Reproduce the listing below in its entirety. Change nothing.
/---
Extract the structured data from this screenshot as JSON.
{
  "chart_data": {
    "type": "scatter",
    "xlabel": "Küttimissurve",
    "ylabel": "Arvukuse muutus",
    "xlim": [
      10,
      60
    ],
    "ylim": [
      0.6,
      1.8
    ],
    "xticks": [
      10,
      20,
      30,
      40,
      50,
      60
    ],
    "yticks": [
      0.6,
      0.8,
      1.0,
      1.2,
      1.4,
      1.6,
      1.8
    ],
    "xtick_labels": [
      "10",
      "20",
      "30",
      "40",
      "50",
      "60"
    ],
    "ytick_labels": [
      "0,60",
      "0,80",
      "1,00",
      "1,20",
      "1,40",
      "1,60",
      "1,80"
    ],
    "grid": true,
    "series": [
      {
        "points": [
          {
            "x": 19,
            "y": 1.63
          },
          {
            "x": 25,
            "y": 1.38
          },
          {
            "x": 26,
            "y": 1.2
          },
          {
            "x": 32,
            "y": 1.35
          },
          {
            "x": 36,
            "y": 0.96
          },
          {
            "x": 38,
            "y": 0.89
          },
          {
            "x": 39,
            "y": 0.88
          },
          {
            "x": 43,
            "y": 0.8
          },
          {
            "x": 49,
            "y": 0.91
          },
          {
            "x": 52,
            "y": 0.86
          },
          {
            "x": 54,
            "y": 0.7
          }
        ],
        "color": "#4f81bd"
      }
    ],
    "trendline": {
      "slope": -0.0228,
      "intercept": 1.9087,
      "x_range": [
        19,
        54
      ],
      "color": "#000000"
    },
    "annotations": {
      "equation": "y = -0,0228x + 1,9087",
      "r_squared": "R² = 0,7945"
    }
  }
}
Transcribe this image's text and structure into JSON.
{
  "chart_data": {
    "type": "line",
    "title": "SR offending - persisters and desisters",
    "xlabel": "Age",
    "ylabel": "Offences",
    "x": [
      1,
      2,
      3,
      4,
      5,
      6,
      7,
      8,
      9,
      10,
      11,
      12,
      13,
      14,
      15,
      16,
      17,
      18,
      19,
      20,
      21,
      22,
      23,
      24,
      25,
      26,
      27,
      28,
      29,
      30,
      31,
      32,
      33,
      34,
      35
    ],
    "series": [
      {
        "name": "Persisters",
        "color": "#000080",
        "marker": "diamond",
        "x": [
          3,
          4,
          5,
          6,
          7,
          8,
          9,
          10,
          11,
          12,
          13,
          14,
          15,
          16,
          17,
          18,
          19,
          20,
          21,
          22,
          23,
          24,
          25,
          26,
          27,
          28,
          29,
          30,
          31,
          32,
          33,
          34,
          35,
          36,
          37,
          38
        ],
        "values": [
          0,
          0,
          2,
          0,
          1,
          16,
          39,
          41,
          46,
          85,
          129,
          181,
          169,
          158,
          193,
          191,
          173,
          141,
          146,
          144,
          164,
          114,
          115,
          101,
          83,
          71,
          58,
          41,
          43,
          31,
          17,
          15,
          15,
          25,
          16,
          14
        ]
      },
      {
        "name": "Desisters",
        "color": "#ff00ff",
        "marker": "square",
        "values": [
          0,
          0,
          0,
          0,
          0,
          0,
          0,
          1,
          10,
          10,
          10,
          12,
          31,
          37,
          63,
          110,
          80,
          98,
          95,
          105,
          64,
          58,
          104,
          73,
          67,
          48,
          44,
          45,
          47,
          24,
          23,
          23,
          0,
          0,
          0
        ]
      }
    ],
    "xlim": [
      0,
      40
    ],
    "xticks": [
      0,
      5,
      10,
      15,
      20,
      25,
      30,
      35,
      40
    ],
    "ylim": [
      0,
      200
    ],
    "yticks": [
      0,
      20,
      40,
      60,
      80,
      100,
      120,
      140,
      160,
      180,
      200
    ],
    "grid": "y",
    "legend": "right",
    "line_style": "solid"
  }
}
\---
• _PROBLEM SOLUTION_:
Extract the structured data from this screenshot as JSON.
{
  "chart_data": {
    "type": "scatter",
    "xlabel": "Küttimissurve",
    "ylabel": "Arvukuse muutus",
    "xlim": [
      10,
      60
    ],
    "ylim": [
      0.6,
      1.8
    ],
    "xticks": [
      10,
      20,
      30,
      40,
      50,
      60
    ],
    "yticks": [
      0.6,
      0.8,
      1.0,
      1.2,
      1.4,
      1.6,
      1.8
    ],
    "xtick_labels": [
      "10",
      "20",
      "30",
      "40",
      "50",
      "60"
    ],
    "ytick_labels": [
      "0,60",
      "0,80",
      "1,00",
      "1,20",
      "1,40",
      "1,60",
      "1,80"
    ],
    "grid": true,
    "series": [
      {
        "points": [
          {
            "x": 19,
            "y": 1.63
          },
          {
            "x": 25,
            "y": 1.38
          },
          {
            "x": 26,
            "y": 1.2
          },
          {
            "x": 32,
            "y": 1.35
          },
          {
            "x": 36,
            "y": 0.96
          },
          {
            "x": 38,
            "y": 0.89
          },
          {
            "x": 39,
            "y": 0.88
          },
          {
            "x": 43,
            "y": 0.8
          },
          {
            "x": 49,
            "y": 0.91
          },
          {
            "x": 52,
            "y": 0.86
          },
          {
            "x": 54,
            "y": 0.7
          }
        ],
        "color": "#4f81bd"
      }
    ],
    "trendline": {
      "slope": -0.0228,
      "intercept": 1.9087,
      "x_range": [
        19,
        54
      ],
      "color": "#000000"
    },
    "annotations": {
      "equation": "y = -0,0228x + 1,9087",
      "r_squared": "R² = 0,7945"
    }
  }
}
Transcribe this image's text and structure into JSON.
{
  "chart_data": {
    "type": "line",
    "title": "SR offending - persisters and desisters",
    "xlabel": "Age",
    "ylabel": "Offences",
    "x": [
      1,
      2,
      3,
      4,
      5,
      6,
      7,
      8,
      9,
      10,
      11,
      12,
      13,
      14,
      15,
      16,
      17,
      18,
      19,
      20,
      21,
      22,
      23,
      24,
      25,
      26,
      27,
      28,
      29,
      30,
      31,
      32,
      33,
      34,
      35
    ],
    "series": [
      {
        "name": "Persisters",
        "color": "#000080",
        "marker": "diamond",
        "x": [
          3,
          4,
          5,
          6,
          7,
          8,
          9,
          10,
          11,
          12,
          13,
          14,
          15,
          16,
          17,
          18,
          19,
          20,
          21,
          22,
          23,
          24,
          25,
          26,
          27,
          28,
          29,
          30,
          31,
          32,
          33,
          34,
          35,
          36,
          37,
          38
        ],
        "values": [
          0,
          0,
          2,
          0,
          1,
          16,
          39,
          41,
          46,
          85,
          129,
          181,
          169,
          158,
          193,
          191,
          173,
          141,
          146,
          144,
          164,
          114,
          115,
          101,
          83,
          71,
          58,
          41,
          43,
          31,
          17,
          15,
          15,
          25,
          16,
          14
        ]
      },
      {
        "name": "Desisters",
        "color": "#ff00ff",
        "marker": "square",
        "values": [
          0,
          0,
          0,
          0,
          0,
          0,
          0,
          1,
          10,
          10,
          10,
          12,
          31,
          37,
          63,
          110,
          80,
          98,
          95,
          105,
          64,
          58,
          104,
          73,
          67,
          48,
          44,
          45,
          47,
          24,
          23,
          23,
          0,
          0,
          0
        ]
      }
    ],
    "xlim": [
      0,
      40
    ],
    "xticks": [
      0,
      5,
      10,
      15,
      20,
      25,
      30,
      35,
      40
    ],
    "ylim": [
      0,
      200
    ],
    "yticks": [
      0,
      20,
      40,
      60,
      80,
      100,
      120,
      140,
      160,
      180,
      200
    ],
    "grid": "y",
    "legend": "right",
    "line_style": "solid"
  }
}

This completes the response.